WHAT IS ASKED: Copy every line, leaving nothing out and adding nothing.

RECORDS PROVIDED:
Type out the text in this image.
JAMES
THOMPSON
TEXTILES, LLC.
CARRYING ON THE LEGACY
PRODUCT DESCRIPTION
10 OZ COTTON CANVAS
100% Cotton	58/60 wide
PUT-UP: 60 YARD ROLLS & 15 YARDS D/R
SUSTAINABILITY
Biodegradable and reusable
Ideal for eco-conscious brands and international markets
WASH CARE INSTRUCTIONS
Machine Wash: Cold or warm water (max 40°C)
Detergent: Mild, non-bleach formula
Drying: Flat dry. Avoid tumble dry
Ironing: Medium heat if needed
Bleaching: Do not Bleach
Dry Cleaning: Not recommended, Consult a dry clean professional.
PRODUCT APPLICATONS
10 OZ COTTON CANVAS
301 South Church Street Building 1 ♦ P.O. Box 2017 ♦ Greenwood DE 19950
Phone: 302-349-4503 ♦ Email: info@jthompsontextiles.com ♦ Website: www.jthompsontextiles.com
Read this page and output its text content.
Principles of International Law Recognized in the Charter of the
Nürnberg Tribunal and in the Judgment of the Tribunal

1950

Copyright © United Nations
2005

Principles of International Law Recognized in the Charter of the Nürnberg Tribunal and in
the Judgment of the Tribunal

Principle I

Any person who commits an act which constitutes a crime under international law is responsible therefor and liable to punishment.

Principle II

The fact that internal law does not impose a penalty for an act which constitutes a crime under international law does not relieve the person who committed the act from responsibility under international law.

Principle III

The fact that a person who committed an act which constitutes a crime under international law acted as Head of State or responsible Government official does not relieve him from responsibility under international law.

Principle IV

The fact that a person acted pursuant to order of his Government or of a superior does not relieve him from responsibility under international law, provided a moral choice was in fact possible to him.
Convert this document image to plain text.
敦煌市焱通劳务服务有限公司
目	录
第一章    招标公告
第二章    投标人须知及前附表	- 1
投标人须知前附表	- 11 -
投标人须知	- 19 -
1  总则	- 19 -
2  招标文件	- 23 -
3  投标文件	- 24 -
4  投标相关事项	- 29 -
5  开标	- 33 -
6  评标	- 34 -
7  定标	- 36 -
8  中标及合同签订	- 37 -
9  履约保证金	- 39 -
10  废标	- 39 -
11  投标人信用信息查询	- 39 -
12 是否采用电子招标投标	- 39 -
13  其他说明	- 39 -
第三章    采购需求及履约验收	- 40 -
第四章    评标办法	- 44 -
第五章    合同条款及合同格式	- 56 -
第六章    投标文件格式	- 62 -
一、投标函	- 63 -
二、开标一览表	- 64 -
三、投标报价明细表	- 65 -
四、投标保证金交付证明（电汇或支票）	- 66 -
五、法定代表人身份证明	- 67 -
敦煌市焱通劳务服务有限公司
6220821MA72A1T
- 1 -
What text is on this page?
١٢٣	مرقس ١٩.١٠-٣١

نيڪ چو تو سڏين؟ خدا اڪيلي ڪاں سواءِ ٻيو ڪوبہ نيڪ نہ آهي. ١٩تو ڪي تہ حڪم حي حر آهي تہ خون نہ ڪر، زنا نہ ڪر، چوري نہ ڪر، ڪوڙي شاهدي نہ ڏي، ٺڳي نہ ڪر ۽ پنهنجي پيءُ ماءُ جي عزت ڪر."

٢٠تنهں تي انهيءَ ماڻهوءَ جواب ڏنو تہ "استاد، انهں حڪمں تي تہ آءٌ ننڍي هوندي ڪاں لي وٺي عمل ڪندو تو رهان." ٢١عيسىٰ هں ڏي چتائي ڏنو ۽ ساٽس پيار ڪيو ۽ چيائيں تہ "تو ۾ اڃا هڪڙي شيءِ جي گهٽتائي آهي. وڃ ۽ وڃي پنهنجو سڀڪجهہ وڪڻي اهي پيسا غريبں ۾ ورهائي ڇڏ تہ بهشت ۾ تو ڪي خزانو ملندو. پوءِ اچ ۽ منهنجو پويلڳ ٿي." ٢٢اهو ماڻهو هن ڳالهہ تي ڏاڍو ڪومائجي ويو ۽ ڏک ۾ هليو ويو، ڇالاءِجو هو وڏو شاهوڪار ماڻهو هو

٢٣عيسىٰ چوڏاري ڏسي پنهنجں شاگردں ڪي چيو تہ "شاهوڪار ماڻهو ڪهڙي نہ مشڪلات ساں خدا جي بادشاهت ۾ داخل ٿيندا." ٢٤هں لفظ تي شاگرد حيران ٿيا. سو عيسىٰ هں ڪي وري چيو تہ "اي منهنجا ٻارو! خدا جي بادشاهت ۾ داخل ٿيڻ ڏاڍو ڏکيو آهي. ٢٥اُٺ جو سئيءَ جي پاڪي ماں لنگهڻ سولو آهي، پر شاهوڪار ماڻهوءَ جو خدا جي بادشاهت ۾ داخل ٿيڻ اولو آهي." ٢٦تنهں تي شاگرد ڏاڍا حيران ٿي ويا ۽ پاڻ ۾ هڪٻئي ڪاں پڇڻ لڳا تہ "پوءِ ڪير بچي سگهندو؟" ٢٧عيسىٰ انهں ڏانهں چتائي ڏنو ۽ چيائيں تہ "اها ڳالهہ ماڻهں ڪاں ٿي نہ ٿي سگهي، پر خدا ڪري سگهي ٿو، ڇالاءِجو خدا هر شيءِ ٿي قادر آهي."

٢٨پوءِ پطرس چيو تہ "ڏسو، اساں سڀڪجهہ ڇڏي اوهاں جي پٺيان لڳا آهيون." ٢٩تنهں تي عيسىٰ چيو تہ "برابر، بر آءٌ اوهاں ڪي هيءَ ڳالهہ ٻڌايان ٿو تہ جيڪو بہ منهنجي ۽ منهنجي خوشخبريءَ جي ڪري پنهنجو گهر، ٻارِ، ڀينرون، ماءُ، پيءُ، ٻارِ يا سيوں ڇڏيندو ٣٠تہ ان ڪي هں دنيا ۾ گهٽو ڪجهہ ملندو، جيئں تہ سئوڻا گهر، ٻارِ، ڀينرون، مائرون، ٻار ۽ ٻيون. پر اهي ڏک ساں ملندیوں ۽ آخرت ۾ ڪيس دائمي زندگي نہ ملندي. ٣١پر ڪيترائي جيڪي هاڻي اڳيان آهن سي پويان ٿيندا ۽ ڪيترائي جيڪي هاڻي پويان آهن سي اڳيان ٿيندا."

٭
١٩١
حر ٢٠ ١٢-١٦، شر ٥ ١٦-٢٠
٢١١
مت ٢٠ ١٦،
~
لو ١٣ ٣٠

ANSWER TO THE TASK:
Type out the text in this image.
JAMES
THOMPSON
TEXTILES, LLC.
CARRYING ON THE LEGACY
PRODUCT DESCRIPTION
10 OZ COTTON CANVAS
100% Cotton	58/60 wide
PUT-UP: 60 YARD ROLLS & 15 YARDS D/R
SUSTAINABILITY
Biodegradable and reusable
Ideal for eco-conscious brands and international markets
WASH CARE INSTRUCTIONS
Machine Wash: Cold or warm water (max 40°C)
Detergent: Mild, non-bleach formula
Drying: Flat dry. Avoid tumble dry
Ironing: Medium heat if needed
Bleaching: Do not Bleach
Dry Cleaning: Not recommended, Consult a dry clean professional.
PRODUCT APPLICATONS
10 OZ COTTON CANVAS
301 South Church Street Building 1 ♦ P.O. Box 2017 ♦ Greenwood DE 19950
Phone: 302-349-4503 ♦ Email: info@jthompsontextiles.com ♦ Website: www.jthompsontextiles.com
Read this page and output its text content.
Principles of International Law Recognized in the Charter of the
Nürnberg Tribunal and in the Judgment of the Tribunal

1950

Copyright © United Nations
2005

Principles of International Law Recognized in the Charter of the Nürnberg Tribunal and in
the Judgment of the Tribunal

Principle I

Any person who commits an act which constitutes a crime under international law is responsible therefor and liable to punishment.

Principle II

The fact that internal law does not impose a penalty for an act which constitutes a crime under international law does not relieve the person who committed the act from responsibility under international law.

Principle III

The fact that a person who committed an act which constitutes a crime under international law acted as Head of State or responsible Government official does not relieve him from responsibility under international law.

Principle IV

The fact that a person acted pursuant to order of his Government or of a superior does not relieve him from responsibility under international law, provided a moral choice was in fact possible to him.
Convert this document image to plain text.
敦煌市焱通劳务服务有限公司
目	录
第一章    招标公告
第二章    投标人须知及前附表	- 1
投标人须知前附表	- 11 -
投标人须知	- 19 -
1  总则	- 19 -
2  招标文件	- 23 -
3  投标文件	- 24 -
4  投标相关事项	- 29 -
5  开标	- 33 -
6  评标	- 34 -
7  定标	- 36 -
8  中标及合同签订	- 37 -
9  履约保证金	- 39 -
10  废标	- 39 -
11  投标人信用信息查询	- 39 -
12 是否采用电子招标投标	- 39 -
13  其他说明	- 39 -
第三章    采购需求及履约验收	- 40 -
第四章    评标办法	- 44 -
第五章    合同条款及合同格式	- 56 -
第六章    投标文件格式	- 62 -
一、投标函	- 63 -
二、开标一览表	- 64 -
三、投标报价明细表	- 65 -
四、投标保证金交付证明（电汇或支票）	- 66 -
五、法定代表人身份证明	- 67 -
敦煌市焱通劳务服务有限公司
6220821MA72A1T
- 1 -
What text is on this page?
١٢٣	مرقس ١٩.١٠-٣١

نيڪ چو تو سڏين؟ خدا اڪيلي ڪاں سواءِ ٻيو ڪوبہ نيڪ نہ آهي. ١٩تو ڪي تہ حڪم حي حر آهي تہ خون نہ ڪر، زنا نہ ڪر، چوري نہ ڪر، ڪوڙي شاهدي نہ ڏي، ٺڳي نہ ڪر ۽ پنهنجي پيءُ ماءُ جي عزت ڪر."

٢٠تنهں تي انهيءَ ماڻهوءَ جواب ڏنو تہ "استاد، انهں حڪمں تي تہ آءٌ ننڍي هوندي ڪاں لي وٺي عمل ڪندو تو رهان." ٢١عيسىٰ هں ڏي چتائي ڏنو ۽ ساٽس پيار ڪيو ۽ چيائيں تہ "تو ۾ اڃا هڪڙي شيءِ جي گهٽتائي آهي. وڃ ۽ وڃي پنهنجو سڀڪجهہ وڪڻي اهي پيسا غريبں ۾ ورهائي ڇڏ تہ بهشت ۾ تو ڪي خزانو ملندو. پوءِ اچ ۽ منهنجو پويلڳ ٿي." ٢٢اهو ماڻهو هن ڳالهہ تي ڏاڍو ڪومائجي ويو ۽ ڏک ۾ هليو ويو، ڇالاءِجو هو وڏو شاهوڪار ماڻهو هو

٢٣عيسىٰ چوڏاري ڏسي پنهنجں شاگردں ڪي چيو تہ "شاهوڪار ماڻهو ڪهڙي نہ مشڪلات ساں خدا جي بادشاهت ۾ داخل ٿيندا." ٢٤هں لفظ تي شاگرد حيران ٿيا. سو عيسىٰ هں ڪي وري چيو تہ "اي منهنجا ٻارو! خدا جي بادشاهت ۾ داخل ٿيڻ ڏاڍو ڏکيو آهي. ٢٥اُٺ جو سئيءَ جي پاڪي ماں لنگهڻ سولو آهي، پر شاهوڪار ماڻهوءَ جو خدا جي بادشاهت ۾ داخل ٿيڻ اولو آهي." ٢٦تنهں تي شاگرد ڏاڍا حيران ٿي ويا ۽ پاڻ ۾ هڪٻئي ڪاں پڇڻ لڳا تہ "پوءِ ڪير بچي سگهندو؟" ٢٧عيسىٰ انهں ڏانهں چتائي ڏنو ۽ چيائيں تہ "اها ڳالهہ ماڻهں ڪاں ٿي نہ ٿي سگهي، پر خدا ڪري سگهي ٿو، ڇالاءِجو خدا هر شيءِ ٿي قادر آهي."

٢٨پوءِ پطرس چيو تہ "ڏسو، اساں سڀڪجهہ ڇڏي اوهاں جي پٺيان لڳا آهيون." ٢٩تنهں تي عيسىٰ چيو تہ "برابر، بر آءٌ اوهاں ڪي هيءَ ڳالهہ ٻڌايان ٿو تہ جيڪو بہ منهنجي ۽ منهنجي خوشخبريءَ جي ڪري پنهنجو گهر، ٻارِ، ڀينرون، ماءُ، پيءُ، ٻارِ يا سيوں ڇڏيندو ٣٠تہ ان ڪي هں دنيا ۾ گهٽو ڪجهہ ملندو، جيئں تہ سئوڻا گهر، ٻارِ، ڀينرون، مائرون، ٻار ۽ ٻيون. پر اهي ڏک ساں ملندیوں ۽ آخرت ۾ ڪيس دائمي زندگي نہ ملندي. ٣١پر ڪيترائي جيڪي هاڻي اڳيان آهن سي پويان ٿيندا ۽ ڪيترائي جيڪي هاڻي پويان آهن سي اڳيان ٿيندا."

٭
١٩١
حر ٢٠ ١٢-١٦، شر ٥ ١٦-٢٠
٢١١
مت ٢٠ ١٦،
~
لو ١٣ ٣٠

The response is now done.